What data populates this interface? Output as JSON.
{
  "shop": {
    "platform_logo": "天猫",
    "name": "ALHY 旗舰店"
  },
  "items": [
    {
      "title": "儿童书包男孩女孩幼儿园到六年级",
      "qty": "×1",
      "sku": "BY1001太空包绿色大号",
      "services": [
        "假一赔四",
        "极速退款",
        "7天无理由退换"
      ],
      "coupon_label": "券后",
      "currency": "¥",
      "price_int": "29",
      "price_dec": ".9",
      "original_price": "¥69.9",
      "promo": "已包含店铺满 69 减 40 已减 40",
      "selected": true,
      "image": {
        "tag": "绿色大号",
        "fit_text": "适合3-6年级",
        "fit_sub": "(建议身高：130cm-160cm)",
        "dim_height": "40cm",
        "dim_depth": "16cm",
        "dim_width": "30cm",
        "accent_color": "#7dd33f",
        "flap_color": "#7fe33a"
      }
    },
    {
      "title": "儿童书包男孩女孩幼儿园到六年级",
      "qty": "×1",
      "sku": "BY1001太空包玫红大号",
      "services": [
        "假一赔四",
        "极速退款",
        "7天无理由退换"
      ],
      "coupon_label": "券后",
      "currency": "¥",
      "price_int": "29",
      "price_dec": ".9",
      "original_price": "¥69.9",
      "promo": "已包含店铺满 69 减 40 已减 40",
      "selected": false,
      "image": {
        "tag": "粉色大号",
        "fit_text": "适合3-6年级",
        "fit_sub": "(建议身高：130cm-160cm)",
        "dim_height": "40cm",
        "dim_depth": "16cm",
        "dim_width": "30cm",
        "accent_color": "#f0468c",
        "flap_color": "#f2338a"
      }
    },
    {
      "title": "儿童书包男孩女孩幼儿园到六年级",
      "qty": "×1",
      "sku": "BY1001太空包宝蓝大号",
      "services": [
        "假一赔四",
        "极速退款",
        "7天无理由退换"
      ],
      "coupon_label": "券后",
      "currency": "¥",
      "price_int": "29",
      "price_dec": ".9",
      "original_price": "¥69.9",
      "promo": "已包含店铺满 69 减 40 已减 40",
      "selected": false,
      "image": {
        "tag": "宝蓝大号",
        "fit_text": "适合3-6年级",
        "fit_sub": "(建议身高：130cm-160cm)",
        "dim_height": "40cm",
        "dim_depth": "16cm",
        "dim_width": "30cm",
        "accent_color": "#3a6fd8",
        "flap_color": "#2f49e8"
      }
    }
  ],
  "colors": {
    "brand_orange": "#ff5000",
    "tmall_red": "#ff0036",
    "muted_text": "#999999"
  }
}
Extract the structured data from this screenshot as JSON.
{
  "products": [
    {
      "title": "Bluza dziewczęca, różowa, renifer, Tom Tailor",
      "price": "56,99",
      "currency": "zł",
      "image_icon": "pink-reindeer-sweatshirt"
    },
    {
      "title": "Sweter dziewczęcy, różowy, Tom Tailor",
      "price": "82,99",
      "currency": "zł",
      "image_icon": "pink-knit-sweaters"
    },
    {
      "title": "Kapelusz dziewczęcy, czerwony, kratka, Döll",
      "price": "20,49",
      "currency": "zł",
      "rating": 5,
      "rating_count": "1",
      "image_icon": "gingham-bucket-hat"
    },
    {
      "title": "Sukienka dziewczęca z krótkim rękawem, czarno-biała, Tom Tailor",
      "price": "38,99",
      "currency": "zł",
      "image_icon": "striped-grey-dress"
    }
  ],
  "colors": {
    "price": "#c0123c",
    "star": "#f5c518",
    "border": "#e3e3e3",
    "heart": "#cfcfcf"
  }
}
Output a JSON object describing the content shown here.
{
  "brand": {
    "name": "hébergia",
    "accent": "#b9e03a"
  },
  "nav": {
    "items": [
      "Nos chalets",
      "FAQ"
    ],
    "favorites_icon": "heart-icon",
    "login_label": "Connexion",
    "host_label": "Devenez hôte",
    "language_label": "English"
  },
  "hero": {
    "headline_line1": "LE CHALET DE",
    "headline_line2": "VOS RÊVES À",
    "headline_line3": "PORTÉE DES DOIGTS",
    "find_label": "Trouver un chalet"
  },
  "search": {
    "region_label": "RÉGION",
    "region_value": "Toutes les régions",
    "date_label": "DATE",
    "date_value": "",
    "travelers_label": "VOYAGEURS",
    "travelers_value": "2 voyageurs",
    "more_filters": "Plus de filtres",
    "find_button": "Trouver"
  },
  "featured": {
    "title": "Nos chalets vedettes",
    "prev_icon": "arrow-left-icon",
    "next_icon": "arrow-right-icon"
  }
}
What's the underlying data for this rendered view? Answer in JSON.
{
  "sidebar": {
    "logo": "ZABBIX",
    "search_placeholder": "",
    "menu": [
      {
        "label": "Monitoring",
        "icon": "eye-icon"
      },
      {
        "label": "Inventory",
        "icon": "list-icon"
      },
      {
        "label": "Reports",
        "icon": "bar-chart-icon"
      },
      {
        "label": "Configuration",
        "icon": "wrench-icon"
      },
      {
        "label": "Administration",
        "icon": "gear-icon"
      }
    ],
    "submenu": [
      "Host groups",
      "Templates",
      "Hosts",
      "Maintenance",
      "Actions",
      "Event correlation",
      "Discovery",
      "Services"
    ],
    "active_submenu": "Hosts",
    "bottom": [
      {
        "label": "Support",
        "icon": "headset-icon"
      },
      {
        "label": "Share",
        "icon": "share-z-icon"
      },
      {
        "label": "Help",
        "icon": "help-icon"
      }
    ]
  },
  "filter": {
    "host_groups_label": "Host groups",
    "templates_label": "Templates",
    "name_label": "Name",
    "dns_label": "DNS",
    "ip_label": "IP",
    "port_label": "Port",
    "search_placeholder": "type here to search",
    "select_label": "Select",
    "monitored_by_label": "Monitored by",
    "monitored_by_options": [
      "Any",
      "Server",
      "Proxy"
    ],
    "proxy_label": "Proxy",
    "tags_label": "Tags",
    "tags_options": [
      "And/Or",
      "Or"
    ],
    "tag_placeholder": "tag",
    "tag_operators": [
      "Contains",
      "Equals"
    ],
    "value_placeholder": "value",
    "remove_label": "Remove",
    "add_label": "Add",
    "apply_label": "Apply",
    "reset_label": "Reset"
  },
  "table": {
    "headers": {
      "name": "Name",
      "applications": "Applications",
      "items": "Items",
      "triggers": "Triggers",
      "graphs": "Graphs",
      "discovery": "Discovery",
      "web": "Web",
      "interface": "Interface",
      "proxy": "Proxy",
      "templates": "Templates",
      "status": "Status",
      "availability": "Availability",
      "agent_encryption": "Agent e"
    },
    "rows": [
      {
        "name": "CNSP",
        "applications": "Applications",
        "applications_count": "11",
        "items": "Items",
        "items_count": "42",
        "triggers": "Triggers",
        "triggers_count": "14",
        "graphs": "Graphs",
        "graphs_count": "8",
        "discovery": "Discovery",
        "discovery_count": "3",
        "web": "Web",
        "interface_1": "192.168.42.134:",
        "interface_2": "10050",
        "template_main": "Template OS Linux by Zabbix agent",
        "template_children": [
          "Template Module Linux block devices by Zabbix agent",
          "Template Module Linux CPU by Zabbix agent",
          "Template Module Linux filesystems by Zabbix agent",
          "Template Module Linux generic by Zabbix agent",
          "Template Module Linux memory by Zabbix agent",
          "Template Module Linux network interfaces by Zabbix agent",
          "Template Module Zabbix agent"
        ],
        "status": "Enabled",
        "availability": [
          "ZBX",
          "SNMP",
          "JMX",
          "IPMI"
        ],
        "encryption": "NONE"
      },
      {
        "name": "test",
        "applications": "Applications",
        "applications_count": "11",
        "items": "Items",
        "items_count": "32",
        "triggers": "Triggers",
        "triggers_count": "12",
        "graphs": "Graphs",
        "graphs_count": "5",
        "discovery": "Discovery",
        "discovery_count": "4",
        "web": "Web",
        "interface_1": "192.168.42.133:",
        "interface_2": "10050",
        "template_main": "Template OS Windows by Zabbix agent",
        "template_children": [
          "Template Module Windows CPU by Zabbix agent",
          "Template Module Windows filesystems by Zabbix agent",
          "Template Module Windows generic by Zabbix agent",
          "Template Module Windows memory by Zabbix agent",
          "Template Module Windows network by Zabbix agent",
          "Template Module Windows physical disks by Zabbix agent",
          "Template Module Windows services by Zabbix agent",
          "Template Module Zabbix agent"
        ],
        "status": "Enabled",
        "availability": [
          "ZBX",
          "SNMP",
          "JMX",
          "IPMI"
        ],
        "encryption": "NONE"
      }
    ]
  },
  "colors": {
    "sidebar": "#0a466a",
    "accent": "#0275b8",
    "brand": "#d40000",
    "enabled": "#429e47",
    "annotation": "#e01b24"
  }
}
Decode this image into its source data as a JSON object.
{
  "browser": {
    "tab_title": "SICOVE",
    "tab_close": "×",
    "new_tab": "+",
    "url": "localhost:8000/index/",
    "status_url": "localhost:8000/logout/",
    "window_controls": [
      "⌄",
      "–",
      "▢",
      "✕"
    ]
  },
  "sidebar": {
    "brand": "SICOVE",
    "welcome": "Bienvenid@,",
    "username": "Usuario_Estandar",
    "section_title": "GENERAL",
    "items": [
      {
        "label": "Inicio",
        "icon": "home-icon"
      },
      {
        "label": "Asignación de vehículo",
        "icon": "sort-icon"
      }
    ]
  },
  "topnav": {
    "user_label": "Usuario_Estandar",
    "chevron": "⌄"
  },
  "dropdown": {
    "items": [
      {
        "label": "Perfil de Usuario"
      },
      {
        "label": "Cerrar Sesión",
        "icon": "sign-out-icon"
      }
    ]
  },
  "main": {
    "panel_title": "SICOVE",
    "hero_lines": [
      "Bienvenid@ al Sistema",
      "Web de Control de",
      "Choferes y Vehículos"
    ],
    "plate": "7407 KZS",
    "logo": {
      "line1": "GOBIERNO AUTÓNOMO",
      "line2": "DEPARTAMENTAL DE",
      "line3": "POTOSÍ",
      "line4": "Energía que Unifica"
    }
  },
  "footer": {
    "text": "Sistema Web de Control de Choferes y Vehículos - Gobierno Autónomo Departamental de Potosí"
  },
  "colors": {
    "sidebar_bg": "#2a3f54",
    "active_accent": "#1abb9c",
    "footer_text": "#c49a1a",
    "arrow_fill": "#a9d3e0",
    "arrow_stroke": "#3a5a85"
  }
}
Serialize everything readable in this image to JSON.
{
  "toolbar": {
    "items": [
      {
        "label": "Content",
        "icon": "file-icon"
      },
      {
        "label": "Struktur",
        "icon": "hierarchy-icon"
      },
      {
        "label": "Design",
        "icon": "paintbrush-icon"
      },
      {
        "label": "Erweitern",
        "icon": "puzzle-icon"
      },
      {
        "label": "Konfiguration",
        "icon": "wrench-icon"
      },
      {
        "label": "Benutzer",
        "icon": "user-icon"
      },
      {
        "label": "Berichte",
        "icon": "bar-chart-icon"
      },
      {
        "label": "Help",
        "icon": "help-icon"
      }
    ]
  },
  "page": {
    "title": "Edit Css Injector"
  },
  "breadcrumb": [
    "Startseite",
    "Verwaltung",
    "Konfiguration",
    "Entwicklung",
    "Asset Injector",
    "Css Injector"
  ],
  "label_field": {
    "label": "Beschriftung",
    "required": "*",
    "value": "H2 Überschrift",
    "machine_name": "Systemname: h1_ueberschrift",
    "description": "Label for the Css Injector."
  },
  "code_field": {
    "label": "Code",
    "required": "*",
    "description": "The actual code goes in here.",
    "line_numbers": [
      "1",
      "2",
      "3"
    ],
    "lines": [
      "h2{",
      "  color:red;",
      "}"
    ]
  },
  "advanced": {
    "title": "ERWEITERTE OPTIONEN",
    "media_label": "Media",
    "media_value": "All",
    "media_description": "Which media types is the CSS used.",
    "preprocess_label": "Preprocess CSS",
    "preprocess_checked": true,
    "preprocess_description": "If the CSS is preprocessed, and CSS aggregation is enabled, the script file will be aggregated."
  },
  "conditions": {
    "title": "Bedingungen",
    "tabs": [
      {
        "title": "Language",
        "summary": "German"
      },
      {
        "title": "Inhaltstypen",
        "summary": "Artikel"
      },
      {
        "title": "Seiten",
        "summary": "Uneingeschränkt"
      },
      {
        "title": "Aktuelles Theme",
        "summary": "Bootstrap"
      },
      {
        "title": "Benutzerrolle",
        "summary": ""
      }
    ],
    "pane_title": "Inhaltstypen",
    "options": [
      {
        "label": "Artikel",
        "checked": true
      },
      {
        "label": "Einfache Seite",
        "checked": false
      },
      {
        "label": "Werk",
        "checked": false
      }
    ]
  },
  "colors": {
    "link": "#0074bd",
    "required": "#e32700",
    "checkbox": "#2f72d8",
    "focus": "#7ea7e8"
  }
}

DIRECTIONS FOR THIS TASK => Lines in the records that hold the word "pink" are to be counted; give only the total.

CORRECT ANSWER => 2